* **Text passage**:

The committee that administers authorised financial advisers’ code of conduct does not want professional bodies playing a more active role in regulation and licensing in the sector.

Monday, February 15th 2016, 6:00AM 6 Comments

by Susan Edmunds

In a submission on the Ministry of Business, Innovation and Employment options paper on the Financial Advisers Act, the Code Committee said having a framework that allowed professional bodies to set their own rules, without an independent disciplinary process or regulatory overlay, risked undermining the regime’s objective of improving consumer confidence.

“Ill-informed or aggrieved sections of the public will view separate segments of the profession regulating their own with a high degree of scepticism, exposing the regime to the complaint of looking after its own. We believe the outcome would be negative for both financial advisers and consumers alike,” the submission said.

It said even allowing professional bodies to have input into the licensing process would be problematic.

“The Code Committee firmly supports the concept of professional industry bodies assisting members with compliance, CPD, and best practice, and acknowledges the positive work existing bodies have been doing in this space in recent years, but does not see a formal place for those bodies in the legislation to directly influence either the Code or the licensing process”

Another concern as the number of professional bodies in the sector, it said.

Other aspects of the options paper were received more favourably, though.

The committee’s submission said it supported moving the requirement to act in clients’ interests first into legislation and locking in a statutory principles-based competency obligation.

It was supportive of the idea of one code of conduct applying to all financial advisers.

“The biggest constraint on the effectiveness of the Code under the current law is its lack of universal application… The ability of the Code to meet the statutory objective of promoting public confidence in the professionalism of financial advisers has been hamstrung as a consequence.”

* **Data section**:
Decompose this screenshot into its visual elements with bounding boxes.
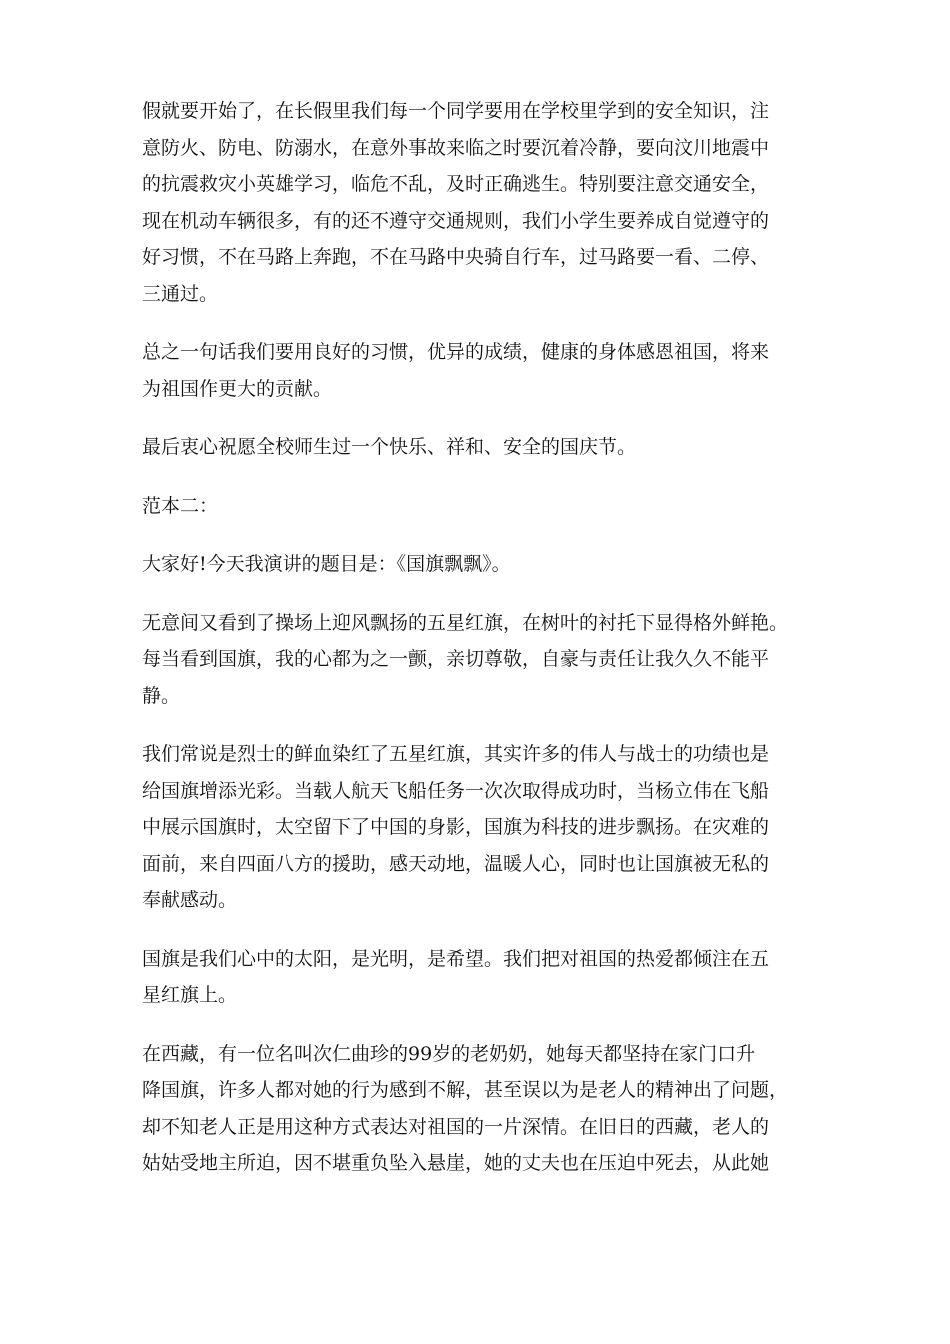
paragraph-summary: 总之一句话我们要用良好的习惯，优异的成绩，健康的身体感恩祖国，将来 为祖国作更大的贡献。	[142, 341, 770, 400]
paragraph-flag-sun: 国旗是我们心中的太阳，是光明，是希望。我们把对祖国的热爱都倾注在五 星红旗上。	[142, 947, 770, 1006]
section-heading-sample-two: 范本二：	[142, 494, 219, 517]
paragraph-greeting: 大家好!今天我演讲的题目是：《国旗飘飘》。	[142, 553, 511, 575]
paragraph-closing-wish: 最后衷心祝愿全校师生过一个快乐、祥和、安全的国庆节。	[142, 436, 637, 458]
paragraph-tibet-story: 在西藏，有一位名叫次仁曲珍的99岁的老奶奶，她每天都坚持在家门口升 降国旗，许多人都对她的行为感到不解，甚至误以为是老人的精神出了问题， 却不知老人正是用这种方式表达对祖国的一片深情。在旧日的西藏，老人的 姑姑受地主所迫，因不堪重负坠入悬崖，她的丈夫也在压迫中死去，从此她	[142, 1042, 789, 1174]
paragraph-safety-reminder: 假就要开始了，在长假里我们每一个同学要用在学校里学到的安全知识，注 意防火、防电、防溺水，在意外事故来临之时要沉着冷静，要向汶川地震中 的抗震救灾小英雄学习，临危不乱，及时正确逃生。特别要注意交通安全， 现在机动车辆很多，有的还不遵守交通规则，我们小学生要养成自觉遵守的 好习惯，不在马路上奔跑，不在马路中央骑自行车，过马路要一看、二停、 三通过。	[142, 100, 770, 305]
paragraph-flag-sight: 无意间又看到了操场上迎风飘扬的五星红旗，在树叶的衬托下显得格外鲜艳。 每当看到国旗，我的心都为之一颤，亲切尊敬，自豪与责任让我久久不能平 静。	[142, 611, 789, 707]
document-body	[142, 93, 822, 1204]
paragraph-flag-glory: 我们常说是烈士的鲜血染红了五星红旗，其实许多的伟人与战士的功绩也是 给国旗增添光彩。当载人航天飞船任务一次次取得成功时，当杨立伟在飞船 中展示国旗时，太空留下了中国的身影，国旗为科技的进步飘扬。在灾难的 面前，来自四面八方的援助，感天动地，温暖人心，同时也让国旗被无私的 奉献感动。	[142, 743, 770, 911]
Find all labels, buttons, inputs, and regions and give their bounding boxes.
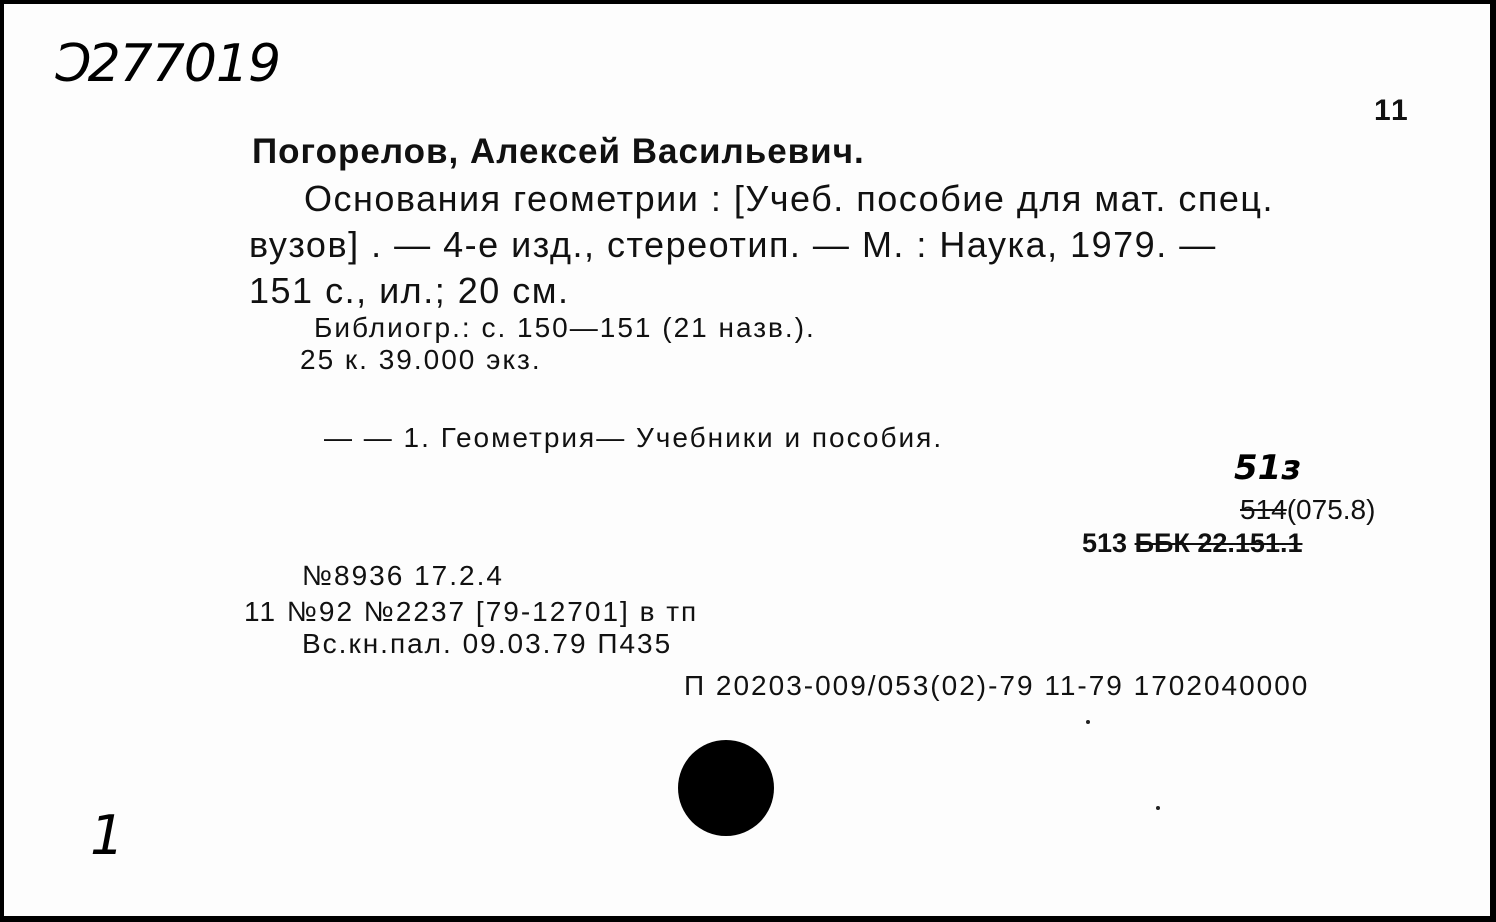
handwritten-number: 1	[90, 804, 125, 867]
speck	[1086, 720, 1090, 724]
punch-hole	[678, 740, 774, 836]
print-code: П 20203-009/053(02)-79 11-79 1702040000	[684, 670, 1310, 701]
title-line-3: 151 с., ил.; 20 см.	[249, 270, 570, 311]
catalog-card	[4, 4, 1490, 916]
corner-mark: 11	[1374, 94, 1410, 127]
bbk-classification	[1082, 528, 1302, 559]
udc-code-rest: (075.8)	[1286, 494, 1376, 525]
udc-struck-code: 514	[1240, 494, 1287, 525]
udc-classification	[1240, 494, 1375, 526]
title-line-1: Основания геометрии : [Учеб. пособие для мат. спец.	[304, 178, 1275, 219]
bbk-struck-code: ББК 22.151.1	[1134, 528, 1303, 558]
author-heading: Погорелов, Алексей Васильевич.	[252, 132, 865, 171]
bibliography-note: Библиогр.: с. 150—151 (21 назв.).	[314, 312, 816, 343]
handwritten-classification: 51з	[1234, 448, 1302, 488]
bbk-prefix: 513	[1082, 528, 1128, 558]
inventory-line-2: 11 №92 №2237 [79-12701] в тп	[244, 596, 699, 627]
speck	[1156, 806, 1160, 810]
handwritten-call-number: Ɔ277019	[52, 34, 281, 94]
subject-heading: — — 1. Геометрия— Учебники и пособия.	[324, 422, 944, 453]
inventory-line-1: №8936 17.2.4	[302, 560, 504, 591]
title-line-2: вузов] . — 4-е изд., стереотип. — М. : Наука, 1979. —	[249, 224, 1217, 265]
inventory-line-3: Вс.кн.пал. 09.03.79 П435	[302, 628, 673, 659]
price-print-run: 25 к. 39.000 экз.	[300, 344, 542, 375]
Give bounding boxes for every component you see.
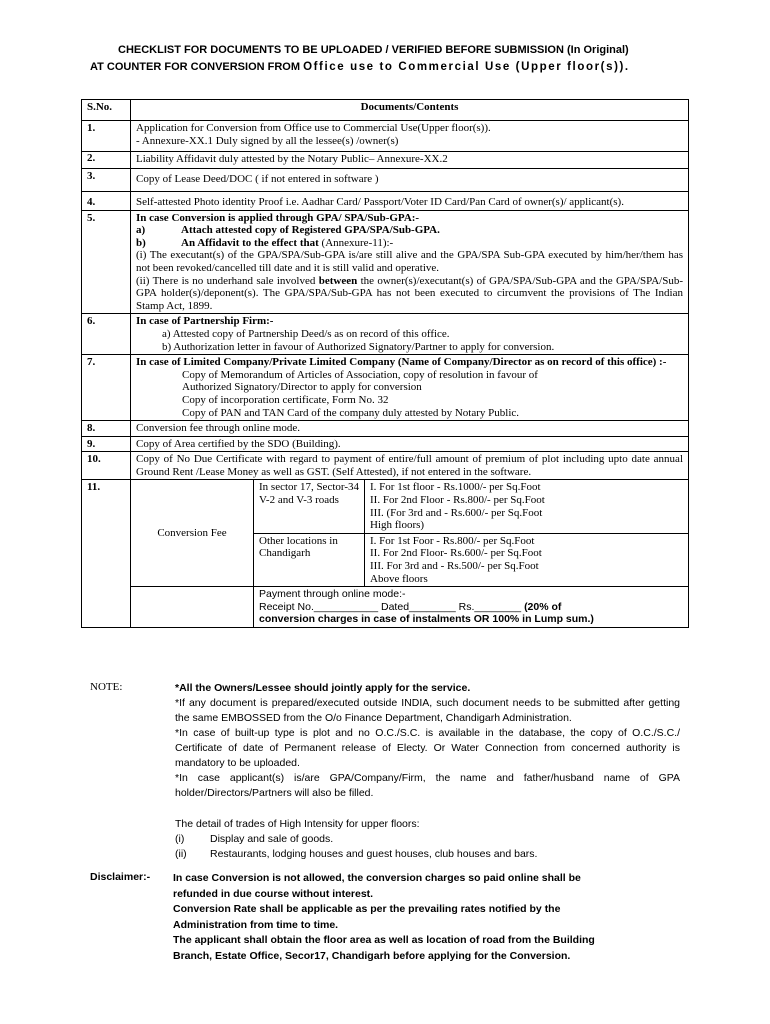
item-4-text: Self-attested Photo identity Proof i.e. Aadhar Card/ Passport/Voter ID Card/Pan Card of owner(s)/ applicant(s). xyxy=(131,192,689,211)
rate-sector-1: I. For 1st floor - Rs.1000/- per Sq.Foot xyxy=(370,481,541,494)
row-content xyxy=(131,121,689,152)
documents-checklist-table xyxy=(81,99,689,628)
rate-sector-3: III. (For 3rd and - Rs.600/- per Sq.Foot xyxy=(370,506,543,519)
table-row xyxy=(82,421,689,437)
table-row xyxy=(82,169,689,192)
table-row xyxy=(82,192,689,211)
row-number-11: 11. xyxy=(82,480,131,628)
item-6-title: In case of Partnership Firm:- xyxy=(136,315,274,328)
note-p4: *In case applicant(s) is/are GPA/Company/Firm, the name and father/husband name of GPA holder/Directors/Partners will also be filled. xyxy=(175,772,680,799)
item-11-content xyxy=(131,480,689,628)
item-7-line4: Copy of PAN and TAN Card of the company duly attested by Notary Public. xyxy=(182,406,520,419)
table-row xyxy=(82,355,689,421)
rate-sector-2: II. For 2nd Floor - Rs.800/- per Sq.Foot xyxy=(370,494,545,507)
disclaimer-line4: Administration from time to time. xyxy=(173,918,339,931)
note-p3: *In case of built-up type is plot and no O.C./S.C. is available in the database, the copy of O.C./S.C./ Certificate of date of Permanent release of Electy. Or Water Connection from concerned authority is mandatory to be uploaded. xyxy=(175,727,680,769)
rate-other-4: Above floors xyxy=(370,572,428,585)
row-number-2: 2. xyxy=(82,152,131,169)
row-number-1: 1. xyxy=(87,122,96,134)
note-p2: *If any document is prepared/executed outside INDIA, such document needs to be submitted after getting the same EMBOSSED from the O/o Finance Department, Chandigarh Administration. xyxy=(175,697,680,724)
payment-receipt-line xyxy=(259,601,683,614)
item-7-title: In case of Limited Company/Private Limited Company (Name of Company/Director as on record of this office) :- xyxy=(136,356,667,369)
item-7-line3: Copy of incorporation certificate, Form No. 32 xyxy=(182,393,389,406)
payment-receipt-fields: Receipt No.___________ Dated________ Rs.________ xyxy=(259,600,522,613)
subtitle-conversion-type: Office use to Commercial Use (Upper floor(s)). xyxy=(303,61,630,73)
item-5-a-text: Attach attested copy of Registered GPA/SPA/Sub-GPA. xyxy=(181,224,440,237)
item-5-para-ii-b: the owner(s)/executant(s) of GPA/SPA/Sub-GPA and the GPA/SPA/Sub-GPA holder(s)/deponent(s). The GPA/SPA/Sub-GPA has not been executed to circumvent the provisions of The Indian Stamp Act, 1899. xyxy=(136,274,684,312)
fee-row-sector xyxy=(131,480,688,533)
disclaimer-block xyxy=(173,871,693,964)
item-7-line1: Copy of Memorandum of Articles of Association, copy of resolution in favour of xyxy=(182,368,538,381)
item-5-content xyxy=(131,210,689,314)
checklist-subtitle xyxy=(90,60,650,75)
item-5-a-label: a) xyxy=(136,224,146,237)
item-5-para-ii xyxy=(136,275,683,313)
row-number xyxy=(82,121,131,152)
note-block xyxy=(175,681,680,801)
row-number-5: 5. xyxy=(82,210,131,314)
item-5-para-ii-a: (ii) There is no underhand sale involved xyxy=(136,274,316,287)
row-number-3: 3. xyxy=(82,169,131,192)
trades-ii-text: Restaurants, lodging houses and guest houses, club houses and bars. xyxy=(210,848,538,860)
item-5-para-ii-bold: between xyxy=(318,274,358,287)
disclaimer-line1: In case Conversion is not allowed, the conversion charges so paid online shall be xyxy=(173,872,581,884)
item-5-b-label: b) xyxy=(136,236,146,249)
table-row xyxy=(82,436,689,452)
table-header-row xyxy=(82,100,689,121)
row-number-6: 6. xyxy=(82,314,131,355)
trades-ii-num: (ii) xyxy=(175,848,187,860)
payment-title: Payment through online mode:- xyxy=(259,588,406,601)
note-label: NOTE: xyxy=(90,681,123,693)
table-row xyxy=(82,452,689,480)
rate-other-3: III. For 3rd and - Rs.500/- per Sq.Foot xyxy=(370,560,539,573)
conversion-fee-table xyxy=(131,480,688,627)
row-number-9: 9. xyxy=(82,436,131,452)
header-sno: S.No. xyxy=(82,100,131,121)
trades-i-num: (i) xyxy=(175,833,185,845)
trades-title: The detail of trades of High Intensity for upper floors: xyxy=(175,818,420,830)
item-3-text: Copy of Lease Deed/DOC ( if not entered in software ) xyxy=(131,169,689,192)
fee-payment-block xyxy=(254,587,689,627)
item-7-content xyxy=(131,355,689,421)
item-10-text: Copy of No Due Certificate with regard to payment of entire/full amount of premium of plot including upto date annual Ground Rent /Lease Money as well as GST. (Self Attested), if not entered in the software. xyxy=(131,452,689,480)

* **Exercise task A**: According to the article on the Code Committee's submission, what is the biggest constraint on the Code's effectiveness under the current law?
* **Exercise task B**: Resume the article on the Code Committee's submission about the Financial Advisers Act, picking up after its final paragraph.

* **Output A**: Its lack of universal application.

* **Output B**:
Committee chairman David Ireland said people needed to realise that the code that would apply under new legislation could be quite different from the current code.

“It doesn’t stand still. Under the new regime it could mean expanding or adjusting the code to cater for a wider range of financial advisers.”

Ireland was supportive of the proposal to license entities rather than individual advisers. He said it was the only way to allow for roboadvice in New Zealand.

“And the downside with individual licensing when you are removing the category one and two designations is the risk that’s going to create a huge number of individual-type authorisations. How do you manage that?"

But he said any future licensing would not necessarily be the same as the current system for AFAs and could be adjusted to suit. “It will need to be very streamlined, there’s going to be a lot of them.”

Ireland said the overall consultation process with MBIE had been well managed so far.

He said it was positive that MBIE had recognised that accessibility of advice was an issue. “The future regime need to be structured minimize the extent to which regulation is adding to that problem.”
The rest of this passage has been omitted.